-- Start SUPPLIED ENTRIES --
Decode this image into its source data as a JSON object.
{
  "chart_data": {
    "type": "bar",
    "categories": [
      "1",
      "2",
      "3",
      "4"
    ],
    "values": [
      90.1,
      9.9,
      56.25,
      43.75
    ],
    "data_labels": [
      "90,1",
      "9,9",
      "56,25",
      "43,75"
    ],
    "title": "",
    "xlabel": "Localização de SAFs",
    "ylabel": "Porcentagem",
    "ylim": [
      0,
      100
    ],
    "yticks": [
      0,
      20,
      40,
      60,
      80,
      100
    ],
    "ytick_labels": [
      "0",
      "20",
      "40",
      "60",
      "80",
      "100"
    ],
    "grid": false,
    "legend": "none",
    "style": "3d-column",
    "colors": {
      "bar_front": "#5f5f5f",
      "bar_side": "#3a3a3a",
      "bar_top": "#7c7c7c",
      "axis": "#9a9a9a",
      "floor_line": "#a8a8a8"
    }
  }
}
-- End SUPPLIED ENTRIES --
**SET EXERCISE**. Copy out each line exactly as written.

**COMPLETED EXERCISE**.
Decode this image into its source data as a JSON object.
{
  "chart_data": {
    "type": "bar",
    "categories": [
      "1",
      "2",
      "3",
      "4"
    ],
    "values": [
      90.1,
      9.9,
      56.25,
      43.75
    ],
    "data_labels": [
      "90,1",
      "9,9",
      "56,25",
      "43,75"
    ],
    "title": "",
    "xlabel": "Localização de SAFs",
    "ylabel": "Porcentagem",
    "ylim": [
      0,
      100
    ],
    "yticks": [
      0,
      20,
      40,
      60,
      80,
      100
    ],
    "ytick_labels": [
      "0",
      "20",
      "40",
      "60",
      "80",
      "100"
    ],
    "grid": false,
    "legend": "none",
    "style": "3d-column",
    "colors": {
      "bar_front": "#5f5f5f",
      "bar_side": "#3a3a3a",
      "bar_top": "#7c7c7c",
      "axis": "#9a9a9a",
      "floor_line": "#a8a8a8"
    }
  }
}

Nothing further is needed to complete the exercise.